SOURCE DATA
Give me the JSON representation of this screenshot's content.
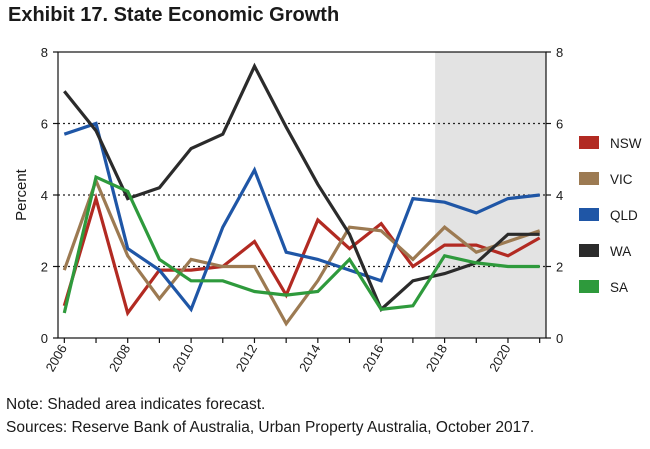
{
  "title": "Exhibit 17. State Economic Growth",
  "note": "Note: Shaded area indicates forecast.",
  "sources": "Sources: Reserve Bank of Australia, Urban Property Australia, October 2017.",
  "chart_data": {
    "type": "line",
    "ylabel": "Percent",
    "xlabel": "",
    "x": [
      2006,
      2007,
      2008,
      2009,
      2010,
      2011,
      2012,
      2013,
      2014,
      2015,
      2016,
      2017,
      2018,
      2019,
      2020,
      2021
    ],
    "xlim": [
      2005.8,
      2021.2
    ],
    "xticks": [
      2006,
      2008,
      2010,
      2012,
      2014,
      2016,
      2018,
      2020
    ],
    "ylim": [
      0,
      8
    ],
    "yticks": [
      0,
      2,
      4,
      6,
      8
    ],
    "gridlines_dotted": [
      2,
      4,
      6
    ],
    "forecast_start": 2017.7,
    "forecast_color": "#e3e3e3",
    "series": [
      {
        "name": "NSW",
        "color": "#b22a22",
        "values": [
          0.9,
          3.9,
          0.7,
          1.9,
          1.9,
          2.0,
          2.7,
          1.2,
          3.3,
          2.5,
          3.2,
          2.0,
          2.6,
          2.6,
          2.3,
          2.8
        ]
      },
      {
        "name": "VIC",
        "color": "#9c7a52",
        "values": [
          1.9,
          4.4,
          2.3,
          1.1,
          2.2,
          2.0,
          2.0,
          0.4,
          1.6,
          3.1,
          3.0,
          2.2,
          3.1,
          2.4,
          2.7,
          3.0
        ]
      },
      {
        "name": "QLD",
        "color": "#1f56a6",
        "values": [
          5.7,
          6.0,
          2.5,
          1.9,
          0.8,
          3.1,
          4.7,
          2.4,
          2.2,
          1.9,
          1.6,
          3.9,
          3.8,
          3.5,
          3.9,
          4.0
        ]
      },
      {
        "name": "WA",
        "color": "#2b2b2b",
        "values": [
          6.9,
          5.8,
          3.9,
          4.2,
          5.3,
          5.7,
          7.6,
          5.9,
          4.3,
          2.9,
          0.8,
          1.6,
          1.8,
          2.1,
          2.9,
          2.9
        ]
      },
      {
        "name": "SA",
        "color": "#2e9a3c",
        "values": [
          0.7,
          4.5,
          4.1,
          2.2,
          1.6,
          1.6,
          1.3,
          1.2,
          1.3,
          2.2,
          0.8,
          0.9,
          2.3,
          2.1,
          2.0,
          2.0
        ]
      }
    ]
  }
}
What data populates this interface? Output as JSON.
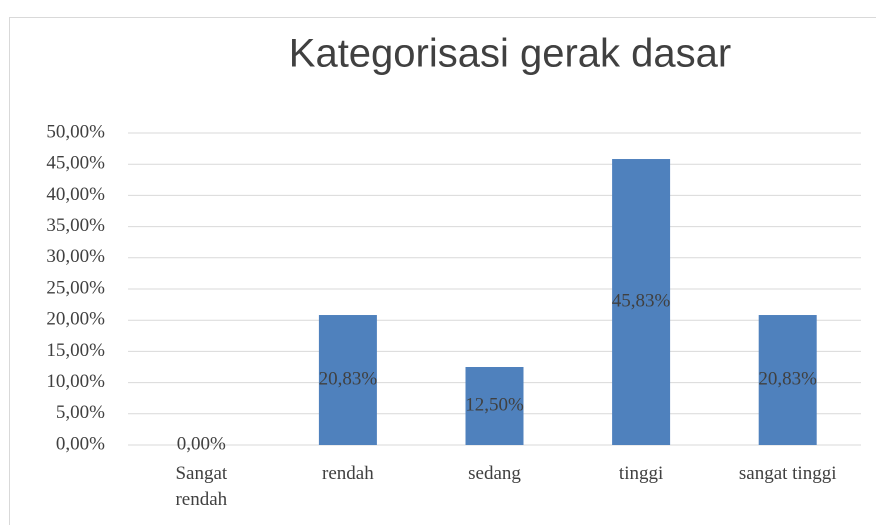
{
  "chart_data": {
    "type": "bar",
    "title": "Kategorisasi gerak dasar",
    "categories": [
      "Sangat rendah",
      "rendah",
      "sedang",
      "tinggi",
      "sangat tinggi"
    ],
    "values": [
      0,
      20.83,
      12.5,
      45.83,
      20.83
    ],
    "value_labels": [
      "0,00%",
      "20,83%",
      "12,50%",
      "45,83%",
      "20,83%"
    ],
    "color": "#4f81bd",
    "ylim": [
      0,
      50
    ],
    "yticks": [
      {
        "value": 0,
        "label": "0,00%"
      },
      {
        "value": 5,
        "label": "5,00%"
      },
      {
        "value": 10,
        "label": "10,00%"
      },
      {
        "value": 15,
        "label": "15,00%"
      },
      {
        "value": 20,
        "label": "20,00%"
      },
      {
        "value": 25,
        "label": "25,00%"
      },
      {
        "value": 30,
        "label": "30,00%"
      },
      {
        "value": 35,
        "label": "35,00%"
      },
      {
        "value": 40,
        "label": "40,00%"
      },
      {
        "value": 45,
        "label": "45,00%"
      },
      {
        "value": 50,
        "label": "50,00%"
      }
    ],
    "grid": true
  }
}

STATED PROBLEM
Omitting all images, print the listing exactly.

RESPONSE TO THE TASK
Give me the JSON representation of this screenshot's content.
{
  "title": "Exhibit 17. State Economic Growth",
  "note": "Note: Shaded area indicates forecast.",
  "sources": "Sources: Reserve Bank of Australia, Urban Property Australia, October 2017.",
  "chart_data": {
    "type": "line",
    "ylabel": "Percent",
    "xlabel": "",
    "x": [
      2006,
      2007,
      2008,
      2009,
      2010,
      2011,
      2012,
      2013,
      2014,
      2015,
      2016,
      2017,
      2018,
      2019,
      2020,
      2021
    ],
    "xlim": [
      2005.8,
      2021.2
    ],
    "xticks": [
      2006,
      2008,
      2010,
      2012,
      2014,
      2016,
      2018,
      2020
    ],
    "ylim": [
      0,
      8
    ],
    "yticks": [
      0,
      2,
      4,
      6,
      8
    ],
    "gridlines_dotted": [
      2,
      4,
      6
    ],
    "forecast_start": 2017.7,
    "forecast_color": "#e3e3e3",
    "series": [
      {
        "name": "NSW",
        "color": "#b22a22",
        "values": [
          0.9,
          3.9,
          0.7,
          1.9,
          1.9,
          2.0,
          2.7,
          1.2,
          3.3,
          2.5,
          3.2,
          2.0,
          2.6,
          2.6,
          2.3,
          2.8
        ]
      },
      {
        "name": "VIC",
        "color": "#9c7a52",
        "values": [
          1.9,
          4.4,
          2.3,
          1.1,
          2.2,
          2.0,
          2.0,
          0.4,
          1.6,
          3.1,
          3.0,
          2.2,
          3.1,
          2.4,
          2.7,
          3.0
        ]
      },
      {
        "name": "QLD",
        "color": "#1f56a6",
        "values": [
          5.7,
          6.0,
          2.5,
          1.9,
          0.8,
          3.1,
          4.7,
          2.4,
          2.2,
          1.9,
          1.6,
          3.9,
          3.8,
          3.5,
          3.9,
          4.0
        ]
      },
      {
        "name": "WA",
        "color": "#2b2b2b",
        "values": [
          6.9,
          5.8,
          3.9,
          4.2,
          5.3,
          5.7,
          7.6,
          5.9,
          4.3,
          2.9,
          0.8,
          1.6,
          1.8,
          2.1,
          2.9,
          2.9
        ]
      },
      {
        "name": "SA",
        "color": "#2e9a3c",
        "values": [
          0.7,
          4.5,
          4.1,
          2.2,
          1.6,
          1.6,
          1.3,
          1.2,
          1.3,
          2.2,
          0.8,
          0.9,
          2.3,
          2.1,
          2.0,
          2.0
        ]
      }
    ]
  }
}
What data populates this interface? Output as JSON.
{
  "chart_data": {
    "type": "bar",
    "title": "Kategorisasi gerak dasar",
    "categories": [
      "Sangat rendah",
      "rendah",
      "sedang",
      "tinggi",
      "sangat tinggi"
    ],
    "values": [
      0,
      20.83,
      12.5,
      45.83,
      20.83
    ],
    "value_labels": [
      "0,00%",
      "20,83%",
      "12,50%",
      "45,83%",
      "20,83%"
    ],
    "color": "#4f81bd",
    "ylim": [
      0,
      50
    ],
    "yticks": [
      {
        "value": 0,
        "label": "0,00%"
      },
      {
        "value": 5,
        "label": "5,00%"
      },
      {
        "value": 10,
        "label": "10,00%"
      },
      {
        "value": 15,
        "label": "15,00%"
      },
      {
        "value": 20,
        "label": "20,00%"
      },
      {
        "value": 25,
        "label": "25,00%"
      },
      {
        "value": 30,
        "label": "30,00%"
      },
      {
        "value": 35,
        "label": "35,00%"
      },
      {
        "value": 40,
        "label": "40,00%"
      },
      {
        "value": 45,
        "label": "45,00%"
      },
      {
        "value": 50,
        "label": "50,00%"
      }
    ],
    "grid": true
  }
}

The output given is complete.